● **Work to complete**
Every entry needs to be reproduced exactly.

● **Material to process**

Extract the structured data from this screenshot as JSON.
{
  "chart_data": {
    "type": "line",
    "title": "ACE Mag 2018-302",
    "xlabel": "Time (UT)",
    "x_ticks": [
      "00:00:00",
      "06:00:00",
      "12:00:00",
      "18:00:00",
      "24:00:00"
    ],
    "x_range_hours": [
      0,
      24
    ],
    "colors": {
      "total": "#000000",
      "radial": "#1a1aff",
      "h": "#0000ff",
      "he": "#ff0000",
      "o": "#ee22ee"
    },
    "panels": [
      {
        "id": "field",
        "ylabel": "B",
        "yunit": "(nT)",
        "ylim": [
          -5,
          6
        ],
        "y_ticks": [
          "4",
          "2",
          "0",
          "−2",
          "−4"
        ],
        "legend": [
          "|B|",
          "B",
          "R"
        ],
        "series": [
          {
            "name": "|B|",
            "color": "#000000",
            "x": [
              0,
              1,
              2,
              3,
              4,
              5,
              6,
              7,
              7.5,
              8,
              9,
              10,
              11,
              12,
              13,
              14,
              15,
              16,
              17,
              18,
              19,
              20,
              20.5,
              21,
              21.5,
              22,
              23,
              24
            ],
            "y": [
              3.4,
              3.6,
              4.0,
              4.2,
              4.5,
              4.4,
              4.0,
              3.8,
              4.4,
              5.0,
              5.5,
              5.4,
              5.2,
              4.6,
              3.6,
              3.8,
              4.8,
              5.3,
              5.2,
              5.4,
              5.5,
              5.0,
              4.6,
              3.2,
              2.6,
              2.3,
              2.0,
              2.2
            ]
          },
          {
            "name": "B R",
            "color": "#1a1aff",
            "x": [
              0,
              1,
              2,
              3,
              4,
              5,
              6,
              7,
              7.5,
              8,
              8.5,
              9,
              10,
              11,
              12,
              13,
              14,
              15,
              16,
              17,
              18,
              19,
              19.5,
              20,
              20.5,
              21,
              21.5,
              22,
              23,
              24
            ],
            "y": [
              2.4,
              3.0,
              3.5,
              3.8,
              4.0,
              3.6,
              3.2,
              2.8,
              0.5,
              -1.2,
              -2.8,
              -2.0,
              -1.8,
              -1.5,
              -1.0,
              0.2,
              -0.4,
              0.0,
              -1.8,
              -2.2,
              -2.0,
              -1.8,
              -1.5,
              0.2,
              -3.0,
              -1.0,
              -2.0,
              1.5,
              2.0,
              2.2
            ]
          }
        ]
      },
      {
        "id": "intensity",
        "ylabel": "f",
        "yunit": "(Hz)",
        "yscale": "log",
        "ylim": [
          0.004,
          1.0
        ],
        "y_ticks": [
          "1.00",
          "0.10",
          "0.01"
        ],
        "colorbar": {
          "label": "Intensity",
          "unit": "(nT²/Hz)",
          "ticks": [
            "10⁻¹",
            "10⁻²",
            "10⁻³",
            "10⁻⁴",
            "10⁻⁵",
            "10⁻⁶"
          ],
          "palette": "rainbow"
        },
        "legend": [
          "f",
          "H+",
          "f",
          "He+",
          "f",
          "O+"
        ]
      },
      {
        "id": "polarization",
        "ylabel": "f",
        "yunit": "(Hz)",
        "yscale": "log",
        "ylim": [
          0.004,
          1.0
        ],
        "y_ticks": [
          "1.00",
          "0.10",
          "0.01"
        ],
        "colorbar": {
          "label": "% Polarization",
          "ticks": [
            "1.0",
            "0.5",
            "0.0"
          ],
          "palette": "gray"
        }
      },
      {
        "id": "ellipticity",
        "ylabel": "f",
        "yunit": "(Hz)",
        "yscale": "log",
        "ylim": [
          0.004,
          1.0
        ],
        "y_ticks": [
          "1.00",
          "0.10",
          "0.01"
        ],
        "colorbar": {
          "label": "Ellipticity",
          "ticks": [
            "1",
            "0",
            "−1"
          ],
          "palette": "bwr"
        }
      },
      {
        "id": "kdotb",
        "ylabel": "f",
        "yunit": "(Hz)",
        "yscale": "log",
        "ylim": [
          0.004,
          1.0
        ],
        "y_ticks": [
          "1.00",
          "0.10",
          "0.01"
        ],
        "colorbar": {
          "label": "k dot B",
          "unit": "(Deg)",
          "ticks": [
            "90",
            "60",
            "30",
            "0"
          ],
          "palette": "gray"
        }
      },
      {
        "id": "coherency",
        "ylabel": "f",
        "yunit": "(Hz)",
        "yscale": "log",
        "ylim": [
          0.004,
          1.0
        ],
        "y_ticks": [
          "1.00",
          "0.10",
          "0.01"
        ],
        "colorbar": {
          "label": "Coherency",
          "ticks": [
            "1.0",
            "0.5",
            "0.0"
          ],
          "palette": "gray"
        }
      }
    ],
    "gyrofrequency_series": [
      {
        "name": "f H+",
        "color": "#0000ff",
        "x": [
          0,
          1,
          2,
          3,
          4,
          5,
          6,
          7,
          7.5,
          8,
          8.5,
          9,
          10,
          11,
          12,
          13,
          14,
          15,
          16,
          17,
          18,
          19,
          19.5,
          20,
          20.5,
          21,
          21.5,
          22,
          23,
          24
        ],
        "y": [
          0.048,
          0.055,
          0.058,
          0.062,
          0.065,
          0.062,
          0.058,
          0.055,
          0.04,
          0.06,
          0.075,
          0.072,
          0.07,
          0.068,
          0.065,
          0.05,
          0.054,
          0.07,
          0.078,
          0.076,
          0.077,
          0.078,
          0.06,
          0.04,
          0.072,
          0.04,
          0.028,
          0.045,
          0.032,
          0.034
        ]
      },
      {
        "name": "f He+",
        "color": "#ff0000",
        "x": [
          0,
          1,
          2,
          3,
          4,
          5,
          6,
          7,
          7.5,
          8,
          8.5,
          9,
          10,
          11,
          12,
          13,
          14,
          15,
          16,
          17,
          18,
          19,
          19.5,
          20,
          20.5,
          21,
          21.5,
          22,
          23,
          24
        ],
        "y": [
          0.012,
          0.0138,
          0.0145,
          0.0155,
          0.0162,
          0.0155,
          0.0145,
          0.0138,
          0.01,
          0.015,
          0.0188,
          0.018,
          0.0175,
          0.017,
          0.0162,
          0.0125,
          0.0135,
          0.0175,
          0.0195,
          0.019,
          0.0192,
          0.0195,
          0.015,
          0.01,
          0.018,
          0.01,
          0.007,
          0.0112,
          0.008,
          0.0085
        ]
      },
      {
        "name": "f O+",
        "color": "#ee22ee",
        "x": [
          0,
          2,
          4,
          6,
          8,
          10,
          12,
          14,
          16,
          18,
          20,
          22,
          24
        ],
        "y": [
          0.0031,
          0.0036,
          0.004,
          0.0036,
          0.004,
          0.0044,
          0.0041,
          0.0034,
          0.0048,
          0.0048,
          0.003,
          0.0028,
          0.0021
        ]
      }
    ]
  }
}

● **Correct response**
Extract the structured data from this screenshot as JSON.
{
  "chart_data": {
    "type": "line",
    "title": "ACE Mag 2018-302",
    "xlabel": "Time (UT)",
    "x_ticks": [
      "00:00:00",
      "06:00:00",
      "12:00:00",
      "18:00:00",
      "24:00:00"
    ],
    "x_range_hours": [
      0,
      24
    ],
    "colors": {
      "total": "#000000",
      "radial": "#1a1aff",
      "h": "#0000ff",
      "he": "#ff0000",
      "o": "#ee22ee"
    },
    "panels": [
      {
        "id": "field",
        "ylabel": "B",
        "yunit": "(nT)",
        "ylim": [
          -5,
          6
        ],
        "y_ticks": [
          "4",
          "2",
          "0",
          "−2",
          "−4"
        ],
        "legend": [
          "|B|",
          "B",
          "R"
        ],
        "series": [
          {
            "name": "|B|",
            "color": "#000000",
            "x": [
              0,
              1,
              2,
              3,
              4,
              5,
              6,
              7,
              7.5,
              8,
              9,
              10,
              11,
              12,
              13,
              14,
              15,
              16,
              17,
              18,
              19,
              20,
              20.5,
              21,
              21.5,
              22,
              23,
              24
            ],
            "y": [
              3.4,
              3.6,
              4.0,
              4.2,
              4.5,
              4.4,
              4.0,
              3.8,
              4.4,
              5.0,
              5.5,
              5.4,
              5.2,
              4.6,
              3.6,
              3.8,
              4.8,
              5.3,
              5.2,
              5.4,
              5.5,
              5.0,
              4.6,
              3.2,
              2.6,
              2.3,
              2.0,
              2.2
            ]
          },
          {
            "name": "B R",
            "color": "#1a1aff",
            "x": [
              0,
              1,
              2,
              3,
              4,
              5,
              6,
              7,
              7.5,
              8,
              8.5,
              9,
              10,
              11,
              12,
              13,
              14,
              15,
              16,
              17,
              18,
              19,
              19.5,
              20,
              20.5,
              21,
              21.5,
              22,
              23,
              24
            ],
            "y": [
              2.4,
              3.0,
              3.5,
              3.8,
              4.0,
              3.6,
              3.2,
              2.8,
              0.5,
              -1.2,
              -2.8,
              -2.0,
              -1.8,
              -1.5,
              -1.0,
              0.2,
              -0.4,
              0.0,
              -1.8,
              -2.2,
              -2.0,
              -1.8,
              -1.5,
              0.2,
              -3.0,
              -1.0,
              -2.0,
              1.5,
              2.0,
              2.2
            ]
          }
        ]
      },
      {
        "id": "intensity",
        "ylabel": "f",
        "yunit": "(Hz)",
        "yscale": "log",
        "ylim": [
          0.004,
          1.0
        ],
        "y_ticks": [
          "1.00",
          "0.10",
          "0.01"
        ],
        "colorbar": {
          "label": "Intensity",
          "unit": "(nT²/Hz)",
          "ticks": [
            "10⁻¹",
            "10⁻²",
            "10⁻³",
            "10⁻⁴",
            "10⁻⁵",
            "10⁻⁶"
          ],
          "palette": "rainbow"
        },
        "legend": [
          "f",
          "H+",
          "f",
          "He+",
          "f",
          "O+"
        ]
      },
      {
        "id": "polarization",
        "ylabel": "f",
        "yunit": "(Hz)",
        "yscale": "log",
        "ylim": [
          0.004,
          1.0
        ],
        "y_ticks": [
          "1.00",
          "0.10",
          "0.01"
        ],
        "colorbar": {
          "label": "% Polarization",
          "ticks": [
            "1.0",
            "0.5",
            "0.0"
          ],
          "palette": "gray"
        }
      },
      {
        "id": "ellipticity",
        "ylabel": "f",
        "yunit": "(Hz)",
        "yscale": "log",
        "ylim": [
          0.004,
          1.0
        ],
        "y_ticks": [
          "1.00",
          "0.10",
          "0.01"
        ],
        "colorbar": {
          "label": "Ellipticity",
          "ticks": [
            "1",
            "0",
            "−1"
          ],
          "palette": "bwr"
        }
      },
      {
        "id": "kdotb",
        "ylabel": "f",
        "yunit": "(Hz)",
        "yscale": "log",
        "ylim": [
          0.004,
          1.0
        ],
        "y_ticks": [
          "1.00",
          "0.10",
          "0.01"
        ],
        "colorbar": {
          "label": "k dot B",
          "unit": "(Deg)",
          "ticks": [
            "90",
            "60",
            "30",
            "0"
          ],
          "palette": "gray"
        }
      },
      {
        "id": "coherency",
        "ylabel": "f",
        "yunit": "(Hz)",
        "yscale": "log",
        "ylim": [
          0.004,
          1.0
        ],
        "y_ticks": [
          "1.00",
          "0.10",
          "0.01"
        ],
        "colorbar": {
          "label": "Coherency",
          "ticks": [
            "1.0",
            "0.5",
            "0.0"
          ],
          "palette": "gray"
        }
      }
    ],
    "gyrofrequency_series": [
      {
        "name": "f H+",
        "color": "#0000ff",
        "x": [
          0,
          1,
          2,
          3,
          4,
          5,
          6,
          7,
          7.5,
          8,
          8.5,
          9,
          10,
          11,
          12,
          13,
          14,
          15,
          16,
          17,
          18,
          19,
          19.5,
          20,
          20.5,
          21,
          21.5,
          22,
          23,
          24
        ],
        "y": [
          0.048,
          0.055,
          0.058,
          0.062,
          0.065,
          0.062,
          0.058,
          0.055,
          0.04,
          0.06,
          0.075,
          0.072,
          0.07,
          0.068,
          0.065,
          0.05,
          0.054,
          0.07,
          0.078,
          0.076,
          0.077,
          0.078,
          0.06,
          0.04,
          0.072,
          0.04,
          0.028,
          0.045,
          0.032,
          0.034
        ]
      },
      {
        "name": "f He+",
        "color": "#ff0000",
        "x": [
          0,
          1,
          2,
          3,
          4,
          5,
          6,
          7,
          7.5,
          8,
          8.5,
          9,
          10,
          11,
          12,
          13,
          14,
          15,
          16,
          17,
          18,
          19,
          19.5,
          20,
          20.5,
          21,
          21.5,
          22,
          23,
          24
        ],
        "y": [
          0.012,
          0.0138,
          0.0145,
          0.0155,
          0.0162,
          0.0155,
          0.0145,
          0.0138,
          0.01,
          0.015,
          0.0188,
          0.018,
          0.0175,
          0.017,
          0.0162,
          0.0125,
          0.0135,
          0.0175,
          0.0195,
          0.019,
          0.0192,
          0.0195,
          0.015,
          0.01,
          0.018,
          0.01,
          0.007,
          0.0112,
          0.008,
          0.0085
        ]
      },
      {
        "name": "f O+",
        "color": "#ee22ee",
        "x": [
          0,
          2,
          4,
          6,
          8,
          10,
          12,
          14,
          16,
          18,
          20,
          22,
          24
        ],
        "y": [
          0.0031,
          0.0036,
          0.004,
          0.0036,
          0.004,
          0.0044,
          0.0041,
          0.0034,
          0.0048,
          0.0048,
          0.003,
          0.0028,
          0.0021
        ]
      }
    ]
  }
}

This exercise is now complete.